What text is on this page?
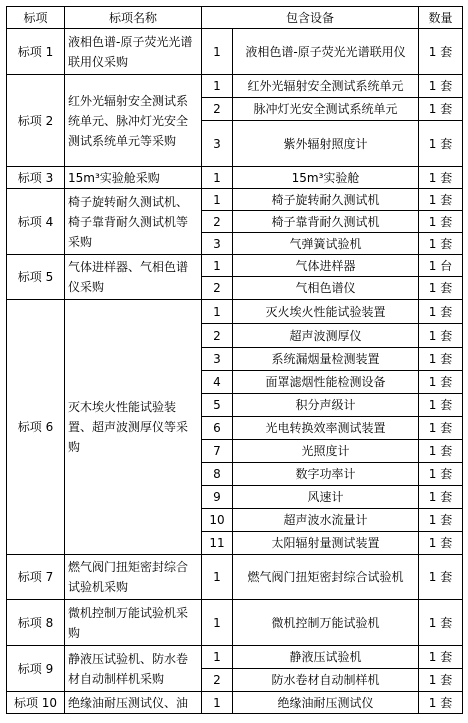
标项	标项名称	包含设备		数量
标项 1	液相色谱-原子荧光光谱联用仪采购	1	液相色谱-原子荧光光谱联用仪	1 套
标项 2	红外光辐射安全测试系统单元、脉冲灯光安全测试系统单元等采购	1	红外光辐射安全测试系统单元	1 套
		2	脉冲灯光安全测试系统单元	1 套
		3	紫外辐射照度计	1 套
标项 3	15m³实验舱采购	1	15m³实验舱	1 套
标项 4	椅子旋转耐久测试机、椅子靠背耐久测试机等采购	1	椅子旋转耐久测试机	1 套
		2	椅子靠背耐久测试机	1 套
		3	气弹簧试验机	1 套
标项 5	气体进样器、气相色谱仪采购	1	气体进样器	1 台
		2	气相色谱仪	1 套
标项 6	灭木埃火性能试验装置、超声波测厚仪等采购	1	灭火埃火性能试验装置	1 套
		2	超声波测厚仪	1 套
		3	系统漏烟量检测装置	1 套
		4	面罩滤烟性能检测设备	1 套
		5	积分声级计	1 套
		6	光电转换效率测试装置	1 套
		7	光照度计	1 套
		8	数字功率计	1 套
		9	风速计	1 套
		10	超声波水流量计	1 套
		11	太阳辐射量测试装置	1 套
标项 7	燃气阀门扭矩密封综合试验机采购	1	燃气阀门扭矩密封综合试验机	1 套
标项 8	微机控制万能试验机采购	1	微机控制万能试验机	1 套
标项 9	静液压试验机、防水卷材自动制样机采购	1	静液压试验机	1 套
		2	防水卷材自动制样机	1 套
标项 10	绝缘油耐压测试仪、油	1	绝缘油耐压测试仪	1 套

:: Exercise requirements ::
Repeat everything in the records precisely. Images are excluded from the copy.

:: Solution to the problem ::
What text is on this page?
标项	标项名称	包含设备		数量
标项 1	液相色谱-原子荧光光谱联用仪采购	1	液相色谱-原子荧光光谱联用仪	1 套
标项 2	红外光辐射安全测试系统单元、脉冲灯光安全测试系统单元等采购	1	红外光辐射安全测试系统单元	1 套
		2	脉冲灯光安全测试系统单元	1 套
		3	紫外辐射照度计	1 套
标项 3	15m³实验舱采购	1	15m³实验舱	1 套
标项 4	椅子旋转耐久测试机、椅子靠背耐久测试机等采购	1	椅子旋转耐久测试机	1 套
		2	椅子靠背耐久测试机	1 套
		3	气弹簧试验机	1 套
标项 5	气体进样器、气相色谱仪采购	1	气体进样器	1 台
		2	气相色谱仪	1 套
标项 6	灭木埃火性能试验装置、超声波测厚仪等采购	1	灭火埃火性能试验装置	1 套
		2	超声波测厚仪	1 套
		3	系统漏烟量检测装置	1 套
		4	面罩滤烟性能检测设备	1 套
		5	积分声级计	1 套
		6	光电转换效率测试装置	1 套
		7	光照度计	1 套
		8	数字功率计	1 套
		9	风速计	1 套
		10	超声波水流量计	1 套
		11	太阳辐射量测试装置	1 套
标项 7	燃气阀门扭矩密封综合试验机采购	1	燃气阀门扭矩密封综合试验机	1 套
标项 8	微机控制万能试验机采购	1	微机控制万能试验机	1 套
标项 9	静液压试验机、防水卷材自动制样机采购	1	静液压试验机	1 套
		2	防水卷材自动制样机	1 套
标项 10	绝缘油耐压测试仪、油	1	绝缘油耐压测试仪	1 套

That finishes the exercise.